● THE TASK
Show all lines from the data that include the word "printer".

● Saved entries
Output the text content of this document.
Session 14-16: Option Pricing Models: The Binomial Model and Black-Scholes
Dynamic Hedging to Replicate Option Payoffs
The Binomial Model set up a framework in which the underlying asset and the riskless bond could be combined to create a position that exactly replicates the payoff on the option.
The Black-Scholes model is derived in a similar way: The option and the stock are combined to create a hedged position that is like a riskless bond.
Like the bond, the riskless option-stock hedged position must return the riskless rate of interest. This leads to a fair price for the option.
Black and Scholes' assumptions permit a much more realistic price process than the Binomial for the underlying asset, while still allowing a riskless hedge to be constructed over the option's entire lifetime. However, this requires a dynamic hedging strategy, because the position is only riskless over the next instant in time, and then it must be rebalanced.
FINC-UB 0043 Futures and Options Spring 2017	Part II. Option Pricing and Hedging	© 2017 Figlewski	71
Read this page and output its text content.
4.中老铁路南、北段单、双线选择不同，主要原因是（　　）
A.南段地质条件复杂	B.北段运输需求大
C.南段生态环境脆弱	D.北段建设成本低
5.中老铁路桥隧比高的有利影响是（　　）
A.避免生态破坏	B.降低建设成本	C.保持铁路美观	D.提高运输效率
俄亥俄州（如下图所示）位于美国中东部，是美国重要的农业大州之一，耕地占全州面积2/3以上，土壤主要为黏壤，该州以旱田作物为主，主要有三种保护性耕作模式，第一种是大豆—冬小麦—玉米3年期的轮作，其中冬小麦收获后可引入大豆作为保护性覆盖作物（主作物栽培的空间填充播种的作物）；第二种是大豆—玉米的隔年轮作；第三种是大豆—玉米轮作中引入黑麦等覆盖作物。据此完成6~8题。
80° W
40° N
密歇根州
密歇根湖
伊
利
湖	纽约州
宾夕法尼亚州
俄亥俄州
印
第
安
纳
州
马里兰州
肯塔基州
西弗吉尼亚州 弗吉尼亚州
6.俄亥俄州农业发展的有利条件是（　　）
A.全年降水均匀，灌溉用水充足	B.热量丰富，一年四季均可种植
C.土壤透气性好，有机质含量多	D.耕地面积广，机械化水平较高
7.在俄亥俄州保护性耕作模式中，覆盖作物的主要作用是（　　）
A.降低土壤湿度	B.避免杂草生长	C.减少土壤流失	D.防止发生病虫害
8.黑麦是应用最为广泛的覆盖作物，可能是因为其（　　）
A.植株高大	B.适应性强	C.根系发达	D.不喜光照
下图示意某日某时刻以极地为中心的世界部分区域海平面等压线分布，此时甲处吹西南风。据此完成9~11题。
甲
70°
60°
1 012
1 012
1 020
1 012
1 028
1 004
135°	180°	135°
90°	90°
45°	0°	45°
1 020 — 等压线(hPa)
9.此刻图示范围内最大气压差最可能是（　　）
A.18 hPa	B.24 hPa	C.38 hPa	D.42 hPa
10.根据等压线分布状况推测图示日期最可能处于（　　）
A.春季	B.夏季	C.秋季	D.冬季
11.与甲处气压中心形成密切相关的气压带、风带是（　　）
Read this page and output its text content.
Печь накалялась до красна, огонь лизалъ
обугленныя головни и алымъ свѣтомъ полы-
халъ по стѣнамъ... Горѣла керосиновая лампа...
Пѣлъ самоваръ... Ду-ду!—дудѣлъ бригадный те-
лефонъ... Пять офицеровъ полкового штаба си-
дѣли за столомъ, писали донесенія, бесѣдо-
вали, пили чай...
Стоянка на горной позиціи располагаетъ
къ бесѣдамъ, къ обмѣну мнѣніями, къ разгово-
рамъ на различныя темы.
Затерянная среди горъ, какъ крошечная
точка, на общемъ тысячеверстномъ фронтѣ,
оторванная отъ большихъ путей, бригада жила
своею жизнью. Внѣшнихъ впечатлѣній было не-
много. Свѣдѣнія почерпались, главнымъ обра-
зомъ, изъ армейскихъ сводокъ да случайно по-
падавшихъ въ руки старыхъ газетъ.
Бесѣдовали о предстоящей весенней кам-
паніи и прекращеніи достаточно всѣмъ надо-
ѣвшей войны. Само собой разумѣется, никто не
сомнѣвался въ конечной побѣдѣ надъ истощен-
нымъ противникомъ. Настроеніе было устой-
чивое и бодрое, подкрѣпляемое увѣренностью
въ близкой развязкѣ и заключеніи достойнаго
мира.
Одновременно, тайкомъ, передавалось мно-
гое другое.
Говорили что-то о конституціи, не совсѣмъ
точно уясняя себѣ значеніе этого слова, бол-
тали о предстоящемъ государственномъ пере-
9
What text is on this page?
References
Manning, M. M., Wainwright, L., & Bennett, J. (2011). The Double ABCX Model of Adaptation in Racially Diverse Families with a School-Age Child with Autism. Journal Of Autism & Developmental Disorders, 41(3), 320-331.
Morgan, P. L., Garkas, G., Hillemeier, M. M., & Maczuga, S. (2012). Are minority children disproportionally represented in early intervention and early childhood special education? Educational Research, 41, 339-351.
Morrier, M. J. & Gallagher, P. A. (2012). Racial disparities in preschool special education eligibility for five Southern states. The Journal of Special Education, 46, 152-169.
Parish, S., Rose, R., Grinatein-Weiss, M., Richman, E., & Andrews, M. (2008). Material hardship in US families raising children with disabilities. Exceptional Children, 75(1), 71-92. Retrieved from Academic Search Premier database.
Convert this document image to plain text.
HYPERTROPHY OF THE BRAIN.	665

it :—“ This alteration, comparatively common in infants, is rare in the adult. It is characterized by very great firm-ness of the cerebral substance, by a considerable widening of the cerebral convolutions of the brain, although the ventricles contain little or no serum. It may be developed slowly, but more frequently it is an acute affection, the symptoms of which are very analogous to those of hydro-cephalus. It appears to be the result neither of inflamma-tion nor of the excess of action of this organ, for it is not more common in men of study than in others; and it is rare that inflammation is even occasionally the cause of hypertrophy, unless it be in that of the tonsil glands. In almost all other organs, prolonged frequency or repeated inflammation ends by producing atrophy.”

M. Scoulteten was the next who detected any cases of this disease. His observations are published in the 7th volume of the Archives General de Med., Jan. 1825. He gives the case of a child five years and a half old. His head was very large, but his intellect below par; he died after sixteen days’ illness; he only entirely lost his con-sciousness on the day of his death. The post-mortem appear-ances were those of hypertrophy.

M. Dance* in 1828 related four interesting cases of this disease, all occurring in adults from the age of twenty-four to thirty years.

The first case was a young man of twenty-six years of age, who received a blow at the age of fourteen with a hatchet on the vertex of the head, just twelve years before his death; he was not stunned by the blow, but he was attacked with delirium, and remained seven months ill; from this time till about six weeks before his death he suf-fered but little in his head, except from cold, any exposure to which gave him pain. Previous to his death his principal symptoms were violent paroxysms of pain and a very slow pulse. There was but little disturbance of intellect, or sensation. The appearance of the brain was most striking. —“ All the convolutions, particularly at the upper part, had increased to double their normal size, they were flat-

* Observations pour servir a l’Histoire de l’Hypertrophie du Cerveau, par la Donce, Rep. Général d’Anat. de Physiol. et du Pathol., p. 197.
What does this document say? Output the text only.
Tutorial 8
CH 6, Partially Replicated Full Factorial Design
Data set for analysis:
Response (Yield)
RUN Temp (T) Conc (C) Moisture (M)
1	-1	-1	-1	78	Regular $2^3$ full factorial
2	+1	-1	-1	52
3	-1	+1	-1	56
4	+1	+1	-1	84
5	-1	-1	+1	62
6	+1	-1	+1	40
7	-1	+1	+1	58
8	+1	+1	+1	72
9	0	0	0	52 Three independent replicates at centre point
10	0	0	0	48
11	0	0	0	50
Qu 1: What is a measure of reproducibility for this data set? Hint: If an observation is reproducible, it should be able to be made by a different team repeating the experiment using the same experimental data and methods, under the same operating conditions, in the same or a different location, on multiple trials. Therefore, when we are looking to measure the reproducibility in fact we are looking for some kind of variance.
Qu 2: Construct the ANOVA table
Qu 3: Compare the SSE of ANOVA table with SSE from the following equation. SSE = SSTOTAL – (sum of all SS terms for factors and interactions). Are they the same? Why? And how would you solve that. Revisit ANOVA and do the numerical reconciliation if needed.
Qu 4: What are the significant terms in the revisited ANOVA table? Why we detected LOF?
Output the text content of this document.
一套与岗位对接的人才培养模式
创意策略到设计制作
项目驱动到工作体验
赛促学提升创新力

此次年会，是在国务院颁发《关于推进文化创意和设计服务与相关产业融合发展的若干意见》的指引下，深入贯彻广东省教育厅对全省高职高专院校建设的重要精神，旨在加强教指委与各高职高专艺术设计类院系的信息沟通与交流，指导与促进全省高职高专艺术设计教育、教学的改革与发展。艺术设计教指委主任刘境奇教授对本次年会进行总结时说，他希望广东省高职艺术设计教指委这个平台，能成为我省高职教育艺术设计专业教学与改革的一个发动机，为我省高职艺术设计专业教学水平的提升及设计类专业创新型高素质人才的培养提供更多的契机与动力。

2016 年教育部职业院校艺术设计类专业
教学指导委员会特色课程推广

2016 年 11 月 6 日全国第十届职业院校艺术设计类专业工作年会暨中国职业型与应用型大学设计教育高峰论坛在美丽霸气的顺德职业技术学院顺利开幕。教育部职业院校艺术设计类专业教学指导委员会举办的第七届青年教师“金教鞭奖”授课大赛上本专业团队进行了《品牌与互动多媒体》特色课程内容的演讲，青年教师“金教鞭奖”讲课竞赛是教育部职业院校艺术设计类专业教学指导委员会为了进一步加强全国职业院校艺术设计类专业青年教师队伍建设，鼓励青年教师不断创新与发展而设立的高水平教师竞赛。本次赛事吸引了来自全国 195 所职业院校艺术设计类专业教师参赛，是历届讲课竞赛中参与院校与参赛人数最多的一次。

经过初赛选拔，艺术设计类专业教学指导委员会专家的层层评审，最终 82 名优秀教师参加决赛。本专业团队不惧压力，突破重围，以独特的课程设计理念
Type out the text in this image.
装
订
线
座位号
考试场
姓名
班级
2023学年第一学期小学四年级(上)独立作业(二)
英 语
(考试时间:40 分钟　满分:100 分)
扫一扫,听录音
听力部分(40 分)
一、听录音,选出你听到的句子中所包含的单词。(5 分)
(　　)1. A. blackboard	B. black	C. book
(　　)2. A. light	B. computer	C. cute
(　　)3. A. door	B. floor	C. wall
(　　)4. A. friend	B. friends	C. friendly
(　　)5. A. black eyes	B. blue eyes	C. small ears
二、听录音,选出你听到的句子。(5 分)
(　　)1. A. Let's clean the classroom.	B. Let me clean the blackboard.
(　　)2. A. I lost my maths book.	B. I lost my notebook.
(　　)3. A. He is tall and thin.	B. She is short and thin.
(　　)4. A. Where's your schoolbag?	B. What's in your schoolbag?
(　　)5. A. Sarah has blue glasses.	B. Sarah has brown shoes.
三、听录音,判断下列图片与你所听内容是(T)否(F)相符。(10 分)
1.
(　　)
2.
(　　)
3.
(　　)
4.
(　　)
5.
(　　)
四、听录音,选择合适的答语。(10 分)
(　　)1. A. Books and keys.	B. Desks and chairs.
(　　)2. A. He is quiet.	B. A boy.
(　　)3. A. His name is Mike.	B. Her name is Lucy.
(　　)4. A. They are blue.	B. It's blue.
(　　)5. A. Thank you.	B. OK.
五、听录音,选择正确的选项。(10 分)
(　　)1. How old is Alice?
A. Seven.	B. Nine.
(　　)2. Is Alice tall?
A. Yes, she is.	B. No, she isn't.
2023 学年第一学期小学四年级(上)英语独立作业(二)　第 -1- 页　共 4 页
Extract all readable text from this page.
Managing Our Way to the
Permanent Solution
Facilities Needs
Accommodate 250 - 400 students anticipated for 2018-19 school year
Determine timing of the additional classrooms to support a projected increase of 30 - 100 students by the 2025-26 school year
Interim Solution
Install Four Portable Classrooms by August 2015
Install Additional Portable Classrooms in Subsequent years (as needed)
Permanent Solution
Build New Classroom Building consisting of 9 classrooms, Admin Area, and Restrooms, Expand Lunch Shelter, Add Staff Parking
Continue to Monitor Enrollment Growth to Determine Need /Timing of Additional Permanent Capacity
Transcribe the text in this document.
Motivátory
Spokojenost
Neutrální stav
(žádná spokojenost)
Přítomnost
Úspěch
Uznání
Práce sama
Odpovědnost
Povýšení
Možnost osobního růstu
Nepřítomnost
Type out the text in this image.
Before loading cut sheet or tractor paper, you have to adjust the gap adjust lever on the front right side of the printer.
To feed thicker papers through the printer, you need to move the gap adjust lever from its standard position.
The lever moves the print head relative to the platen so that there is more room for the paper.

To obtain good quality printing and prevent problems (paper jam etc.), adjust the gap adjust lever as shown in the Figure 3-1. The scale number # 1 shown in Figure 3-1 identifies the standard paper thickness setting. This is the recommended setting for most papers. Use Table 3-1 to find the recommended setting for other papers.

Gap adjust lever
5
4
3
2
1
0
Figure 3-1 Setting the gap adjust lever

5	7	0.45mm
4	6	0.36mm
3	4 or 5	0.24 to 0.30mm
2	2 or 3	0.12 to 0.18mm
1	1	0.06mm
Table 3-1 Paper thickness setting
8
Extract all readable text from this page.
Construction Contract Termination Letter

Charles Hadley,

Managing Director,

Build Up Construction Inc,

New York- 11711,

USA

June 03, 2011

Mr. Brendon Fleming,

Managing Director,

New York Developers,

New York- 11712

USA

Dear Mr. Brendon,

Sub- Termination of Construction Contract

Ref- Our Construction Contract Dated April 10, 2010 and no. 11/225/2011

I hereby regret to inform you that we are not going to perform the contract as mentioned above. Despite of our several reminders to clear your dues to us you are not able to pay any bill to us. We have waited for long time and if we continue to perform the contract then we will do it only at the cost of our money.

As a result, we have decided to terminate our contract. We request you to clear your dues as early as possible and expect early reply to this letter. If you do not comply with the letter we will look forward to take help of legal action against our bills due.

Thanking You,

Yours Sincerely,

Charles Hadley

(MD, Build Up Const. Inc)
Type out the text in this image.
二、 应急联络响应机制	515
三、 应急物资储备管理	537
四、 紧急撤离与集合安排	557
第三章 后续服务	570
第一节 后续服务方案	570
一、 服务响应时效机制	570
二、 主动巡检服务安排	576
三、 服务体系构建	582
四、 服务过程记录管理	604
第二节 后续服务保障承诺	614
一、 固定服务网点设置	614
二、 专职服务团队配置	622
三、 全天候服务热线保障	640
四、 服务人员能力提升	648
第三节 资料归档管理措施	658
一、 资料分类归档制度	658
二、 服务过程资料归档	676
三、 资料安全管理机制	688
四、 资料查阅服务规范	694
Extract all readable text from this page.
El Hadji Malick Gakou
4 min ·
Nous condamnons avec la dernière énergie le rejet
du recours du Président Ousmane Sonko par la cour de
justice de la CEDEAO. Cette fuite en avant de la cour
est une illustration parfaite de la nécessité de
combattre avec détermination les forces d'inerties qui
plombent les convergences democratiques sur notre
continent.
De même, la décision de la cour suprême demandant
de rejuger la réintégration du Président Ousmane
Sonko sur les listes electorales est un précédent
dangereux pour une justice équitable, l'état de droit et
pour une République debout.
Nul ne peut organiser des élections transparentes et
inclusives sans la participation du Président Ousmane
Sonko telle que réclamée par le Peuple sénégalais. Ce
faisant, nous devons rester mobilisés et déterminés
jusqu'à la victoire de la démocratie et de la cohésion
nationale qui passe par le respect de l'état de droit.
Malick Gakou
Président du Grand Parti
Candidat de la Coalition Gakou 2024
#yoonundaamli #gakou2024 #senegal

● FINAL ANSWER
Before loading cut sheet or tractor paper, you have to adjust the gap adjust lever on the front right side of the printer.
To feed thicker papers through the printer, you need to move the gap adjust lever from its standard position.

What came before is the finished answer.